▶ **Task prompt**
Put the lines running from the first one through the line containing "status-badge: Draft — [823, 106, 877, 133]", both ends included, into a numbered list, omitting any blank lines.

▶ **The input**
━━━━━━━━━━━━━━━━━━━━━━━━━━━━━━

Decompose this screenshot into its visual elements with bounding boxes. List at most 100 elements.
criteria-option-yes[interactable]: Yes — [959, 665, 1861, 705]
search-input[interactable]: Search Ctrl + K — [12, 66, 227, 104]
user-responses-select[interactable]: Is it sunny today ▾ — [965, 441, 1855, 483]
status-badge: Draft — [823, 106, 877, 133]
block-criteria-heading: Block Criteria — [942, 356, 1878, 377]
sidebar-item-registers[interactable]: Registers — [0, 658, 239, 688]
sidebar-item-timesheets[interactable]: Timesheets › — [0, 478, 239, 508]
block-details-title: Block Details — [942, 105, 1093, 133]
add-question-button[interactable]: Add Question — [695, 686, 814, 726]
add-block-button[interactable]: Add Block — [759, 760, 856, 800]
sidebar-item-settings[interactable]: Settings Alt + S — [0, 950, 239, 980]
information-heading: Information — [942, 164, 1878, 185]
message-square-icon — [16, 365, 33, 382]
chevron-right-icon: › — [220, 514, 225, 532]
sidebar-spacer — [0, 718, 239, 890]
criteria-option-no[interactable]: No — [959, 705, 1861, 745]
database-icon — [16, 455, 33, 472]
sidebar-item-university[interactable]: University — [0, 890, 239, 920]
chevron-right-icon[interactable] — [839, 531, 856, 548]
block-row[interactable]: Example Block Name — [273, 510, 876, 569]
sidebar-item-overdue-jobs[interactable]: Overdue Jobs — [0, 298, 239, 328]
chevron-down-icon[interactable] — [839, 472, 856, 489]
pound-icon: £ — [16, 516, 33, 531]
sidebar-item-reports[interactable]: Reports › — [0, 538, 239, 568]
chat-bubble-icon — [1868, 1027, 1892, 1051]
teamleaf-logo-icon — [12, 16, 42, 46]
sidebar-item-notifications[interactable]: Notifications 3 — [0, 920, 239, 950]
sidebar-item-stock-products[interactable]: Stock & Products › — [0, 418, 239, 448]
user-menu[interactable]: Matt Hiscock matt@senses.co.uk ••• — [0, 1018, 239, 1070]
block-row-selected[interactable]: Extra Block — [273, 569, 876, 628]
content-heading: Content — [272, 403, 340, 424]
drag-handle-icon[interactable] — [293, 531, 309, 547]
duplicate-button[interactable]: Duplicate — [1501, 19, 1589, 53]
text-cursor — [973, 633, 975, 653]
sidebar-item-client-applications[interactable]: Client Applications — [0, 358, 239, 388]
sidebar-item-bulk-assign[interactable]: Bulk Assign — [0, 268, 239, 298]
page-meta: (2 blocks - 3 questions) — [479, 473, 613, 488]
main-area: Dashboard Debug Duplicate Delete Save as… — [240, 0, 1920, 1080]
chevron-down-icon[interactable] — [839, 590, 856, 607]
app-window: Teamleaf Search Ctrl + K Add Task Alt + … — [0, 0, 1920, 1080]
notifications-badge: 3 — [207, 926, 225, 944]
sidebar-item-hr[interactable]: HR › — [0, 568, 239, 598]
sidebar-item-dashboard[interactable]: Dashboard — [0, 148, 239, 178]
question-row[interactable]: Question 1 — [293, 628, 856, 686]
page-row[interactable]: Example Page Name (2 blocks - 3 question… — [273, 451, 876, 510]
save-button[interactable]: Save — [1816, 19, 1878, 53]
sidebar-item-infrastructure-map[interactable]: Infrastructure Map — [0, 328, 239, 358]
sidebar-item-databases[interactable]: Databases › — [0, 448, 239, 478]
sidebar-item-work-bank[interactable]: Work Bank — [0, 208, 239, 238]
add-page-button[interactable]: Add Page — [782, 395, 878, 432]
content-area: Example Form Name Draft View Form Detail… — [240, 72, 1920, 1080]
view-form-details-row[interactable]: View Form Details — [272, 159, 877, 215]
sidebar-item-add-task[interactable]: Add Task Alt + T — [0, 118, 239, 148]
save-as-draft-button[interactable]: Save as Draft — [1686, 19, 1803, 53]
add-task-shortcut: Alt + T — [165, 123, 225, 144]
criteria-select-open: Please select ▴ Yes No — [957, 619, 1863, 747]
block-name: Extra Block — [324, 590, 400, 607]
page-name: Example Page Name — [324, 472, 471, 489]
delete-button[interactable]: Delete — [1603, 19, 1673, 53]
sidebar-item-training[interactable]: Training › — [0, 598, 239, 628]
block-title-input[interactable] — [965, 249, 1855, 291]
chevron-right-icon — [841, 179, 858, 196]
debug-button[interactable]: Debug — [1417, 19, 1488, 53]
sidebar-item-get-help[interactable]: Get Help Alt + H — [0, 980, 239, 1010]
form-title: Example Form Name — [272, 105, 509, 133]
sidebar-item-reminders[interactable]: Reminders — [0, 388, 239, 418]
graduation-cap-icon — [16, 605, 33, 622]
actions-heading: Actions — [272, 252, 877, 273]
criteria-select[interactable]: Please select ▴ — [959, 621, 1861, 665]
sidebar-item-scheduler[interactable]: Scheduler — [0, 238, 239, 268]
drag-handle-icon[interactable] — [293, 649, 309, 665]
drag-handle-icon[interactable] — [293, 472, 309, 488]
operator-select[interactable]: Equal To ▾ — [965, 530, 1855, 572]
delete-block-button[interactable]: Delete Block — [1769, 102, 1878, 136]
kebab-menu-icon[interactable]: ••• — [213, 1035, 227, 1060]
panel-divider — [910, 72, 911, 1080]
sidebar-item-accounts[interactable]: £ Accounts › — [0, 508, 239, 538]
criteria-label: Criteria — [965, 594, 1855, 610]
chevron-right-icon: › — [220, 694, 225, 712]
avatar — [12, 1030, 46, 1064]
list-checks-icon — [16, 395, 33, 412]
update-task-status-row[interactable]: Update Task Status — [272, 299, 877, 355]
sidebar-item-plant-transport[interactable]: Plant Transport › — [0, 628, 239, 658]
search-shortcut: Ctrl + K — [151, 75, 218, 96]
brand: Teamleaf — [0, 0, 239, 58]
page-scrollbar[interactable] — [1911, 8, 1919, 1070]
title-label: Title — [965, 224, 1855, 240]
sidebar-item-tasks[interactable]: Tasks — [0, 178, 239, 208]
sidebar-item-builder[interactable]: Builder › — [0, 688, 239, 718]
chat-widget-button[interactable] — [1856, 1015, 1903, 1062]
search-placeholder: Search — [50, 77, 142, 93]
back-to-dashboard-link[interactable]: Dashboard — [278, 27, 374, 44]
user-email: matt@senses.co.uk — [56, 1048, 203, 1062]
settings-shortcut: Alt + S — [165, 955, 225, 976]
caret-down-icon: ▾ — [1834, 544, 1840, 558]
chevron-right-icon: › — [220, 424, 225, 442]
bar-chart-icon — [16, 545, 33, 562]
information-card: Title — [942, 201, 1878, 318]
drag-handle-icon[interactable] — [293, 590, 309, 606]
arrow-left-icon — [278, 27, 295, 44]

━━━━━━━━━━━━━━━━━━━━━━━━━━━━━━

▶ **Solved exercise**
1. Decompose this screenshot into its visual elements with bounding boxes. List at most 100 elements.
2. criteria-option-yes[interactable]: Yes — [959, 665, 1861, 705]
3. search-input[interactable]: Search Ctrl + K — [12, 66, 227, 104]
4. user-responses-select[interactable]: Is it sunny today ▾ — [965, 441, 1855, 483]
5. status-badge: Draft — [823, 106, 877, 133]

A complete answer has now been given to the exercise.